Dataset items
▼

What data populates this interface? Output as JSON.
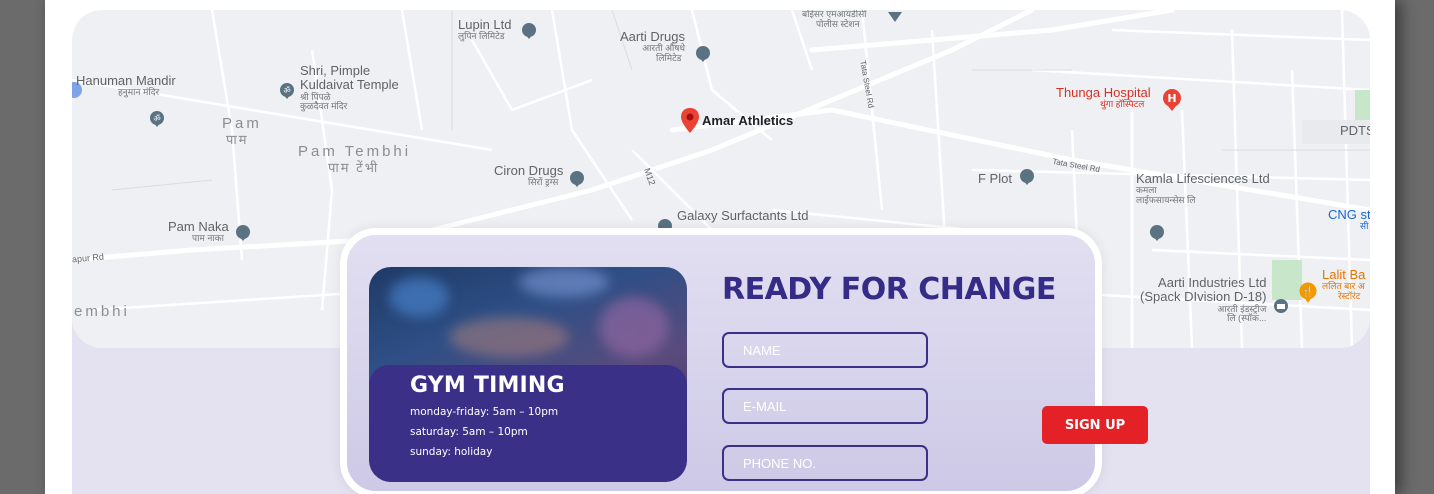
{
  "map": {
    "labels": {
      "lupin": "Lupin Ltd",
      "lupin_sub": "लुपिन लिमिटेड",
      "aarti_drugs": "Aarti Drugs",
      "aarti_drugs_sub1": "आरती औषधे",
      "aarti_drugs_sub2": "लिमिटेड",
      "boisar_police1": "बोईसर एमआयडीसी",
      "boisar_police2": "पोलीस स्टेशन",
      "hanuman": "Hanuman Mandir",
      "hanuman_sub": "हनुमान मंदिर",
      "shri_pimple1": "Shri, Pimple",
      "shri_pimple2": "Kuldaivat Temple",
      "shri_pimple_sub1": "श्री पिंपळे",
      "shri_pimple_sub2": "कुळदैवत मंदिर",
      "pam": "Pam",
      "pam_sub": "पाम",
      "pam_tembhi": "Pam Tembhi",
      "pam_tembhi_sub": "पाम टेंभी",
      "amar": "Amar Athletics",
      "ciron": "Ciron Drugs",
      "ciron_sub": "सिरों ड्रग्स",
      "galaxy": "Galaxy Surfactants Ltd",
      "m12": "M12",
      "tata_steel_rd_v": "Tata Steel Rd",
      "tata_steel_rd": "Tata Steel Rd",
      "thunga": "Thunga Hospital",
      "thunga_sub": "थुंगा हॉस्पिटल",
      "pdts": "PDTS",
      "f_plot": "F Plot",
      "kamla": "Kamla Lifesciences Ltd",
      "kamla_sub1": "कमला",
      "kamla_sub2": "लाईफसायन्सेस लि",
      "cng": "CNG st",
      "cng_sub": "सी",
      "pam_naka": "Pam Naka",
      "pam_naka_sub": "पाम नाका",
      "apur_rd": "apur Rd",
      "embhi": "embhi",
      "aarti_ind1": "Aarti Industries Ltd",
      "aarti_ind2": "(Spack DIvision D-18)",
      "aarti_ind_sub1": "आरती इंडस्ट्रीज",
      "aarti_ind_sub2": "लि (स्पॉक...",
      "lalit1": "Lalit Ba",
      "lalit2": "ललित बार अ",
      "lalit3": "रेस्टॉरंट"
    }
  },
  "gym_timing": {
    "title": "GYM TIMING",
    "line1": "monday-friday: 5am – 10pm",
    "line2": "saturday: 5am – 10pm",
    "line3": "sunday: holiday"
  },
  "form": {
    "title": "READY FOR CHANGE",
    "name_placeholder": "NAME",
    "email_placeholder": "E-MAIL",
    "phone_placeholder": "PHONE NO.",
    "signup_label": "SIGN UP"
  },
  "colors": {
    "brand_purple": "#342c86",
    "signup_red": "#e32127",
    "pin_red": "#ea4335"
  }
}
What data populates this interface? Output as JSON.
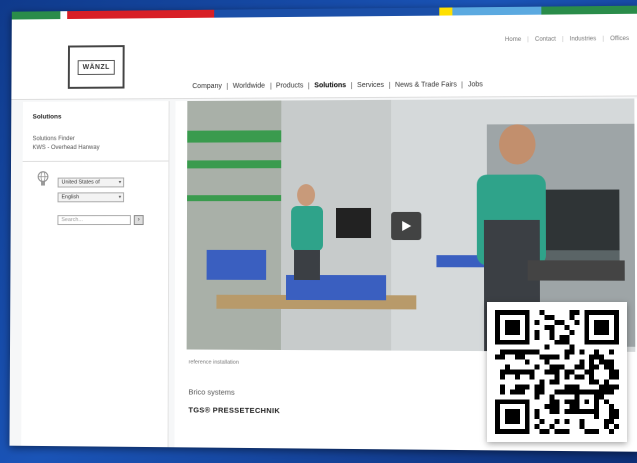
{
  "colors": {
    "topbar": [
      "#2a8c4a",
      "#ffffff",
      "#d81f26",
      "#1b4fa8",
      "#ffe000",
      "#5ba9e0",
      "#2a8c4a"
    ],
    "accent": "#2a8c4a",
    "play_button": "#282828"
  },
  "logo": {
    "text": "WÄNZL"
  },
  "utility_nav": [
    "Home",
    "Contact",
    "Industries",
    "Offices"
  ],
  "main_nav": {
    "items": [
      "Company",
      "Worldwide",
      "Products",
      "Solutions",
      "Services",
      "News & Trade Fairs",
      "Jobs"
    ],
    "active": "Solutions"
  },
  "sidebar": {
    "title": "Solutions",
    "subtitle_lines": [
      "Solutions Finder",
      "KWS - Overhead Hanway"
    ],
    "country": "United States of",
    "language": "English",
    "search_placeholder": "Search...",
    "search_go": "›"
  },
  "content": {
    "caption": "reference installation",
    "title": "Brico systems",
    "brand": "TGS® PRESSETECHNIK"
  },
  "icons": {
    "globe": "globe-icon",
    "play": "play-icon",
    "qr": "qr-code"
  }
}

▲

■ **Task details**
Reproduce the entries exactly. Do not carry over any picture.

■ **Exercise solution**
What data populates this interface? Output as JSON.
{
  "map": {
    "labels": {
      "lupin": "Lupin Ltd",
      "lupin_sub": "लुपिन लिमिटेड",
      "aarti_drugs": "Aarti Drugs",
      "aarti_drugs_sub1": "आरती औषधे",
      "aarti_drugs_sub2": "लिमिटेड",
      "boisar_police1": "बोईसर एमआयडीसी",
      "boisar_police2": "पोलीस स्टेशन",
      "hanuman": "Hanuman Mandir",
      "hanuman_sub": "हनुमान मंदिर",
      "shri_pimple1": "Shri, Pimple",
      "shri_pimple2": "Kuldaivat Temple",
      "shri_pimple_sub1": "श्री पिंपळे",
      "shri_pimple_sub2": "कुळदैवत मंदिर",
      "pam": "Pam",
      "pam_sub": "पाम",
      "pam_tembhi": "Pam Tembhi",
      "pam_tembhi_sub": "पाम टेंभी",
      "amar": "Amar Athletics",
      "ciron": "Ciron Drugs",
      "ciron_sub": "सिरों ड्रग्स",
      "galaxy": "Galaxy Surfactants Ltd",
      "m12": "M12",
      "tata_steel_rd_v": "Tata Steel Rd",
      "tata_steel_rd": "Tata Steel Rd",
      "thunga": "Thunga Hospital",
      "thunga_sub": "थुंगा हॉस्पिटल",
      "pdts": "PDTS",
      "f_plot": "F Plot",
      "kamla": "Kamla Lifesciences Ltd",
      "kamla_sub1": "कमला",
      "kamla_sub2": "लाईफसायन्सेस लि",
      "cng": "CNG st",
      "cng_sub": "सी",
      "pam_naka": "Pam Naka",
      "pam_naka_sub": "पाम नाका",
      "apur_rd": "apur Rd",
      "embhi": "embhi",
      "aarti_ind1": "Aarti Industries Ltd",
      "aarti_ind2": "(Spack DIvision D-18)",
      "aarti_ind_sub1": "आरती इंडस्ट्रीज",
      "aarti_ind_sub2": "लि (स्पॉक...",
      "lalit1": "Lalit Ba",
      "lalit2": "ललित बार अ",
      "lalit3": "रेस्टॉरंट"
    }
  },
  "gym_timing": {
    "title": "GYM TIMING",
    "line1": "monday-friday: 5am – 10pm",
    "line2": "saturday: 5am – 10pm",
    "line3": "sunday: holiday"
  },
  "form": {
    "title": "READY FOR CHANGE",
    "name_placeholder": "NAME",
    "email_placeholder": "E-MAIL",
    "phone_placeholder": "PHONE NO.",
    "signup_label": "SIGN UP"
  },
  "colors": {
    "brand_purple": "#342c86",
    "signup_red": "#e32127",
    "pin_red": "#ea4335"
  }
}
What data populates this interface? Output as JSON.
{
  "colors": {
    "topbar": [
      "#2a8c4a",
      "#ffffff",
      "#d81f26",
      "#1b4fa8",
      "#ffe000",
      "#5ba9e0",
      "#2a8c4a"
    ],
    "accent": "#2a8c4a",
    "play_button": "#282828"
  },
  "logo": {
    "text": "WÄNZL"
  },
  "utility_nav": [
    "Home",
    "Contact",
    "Industries",
    "Offices"
  ],
  "main_nav": {
    "items": [
      "Company",
      "Worldwide",
      "Products",
      "Solutions",
      "Services",
      "News & Trade Fairs",
      "Jobs"
    ],
    "active": "Solutions"
  },
  "sidebar": {
    "title": "Solutions",
    "subtitle_lines": [
      "Solutions Finder",
      "KWS - Overhead Hanway"
    ],
    "country": "United States of",
    "language": "English",
    "search_placeholder": "Search...",
    "search_go": "›"
  },
  "content": {
    "caption": "reference installation",
    "title": "Brico systems",
    "brand": "TGS® PRESSETECHNIK"
  },
  "icons": {
    "globe": "globe-icon",
    "play": "play-icon",
    "qr": "qr-code"
  }
}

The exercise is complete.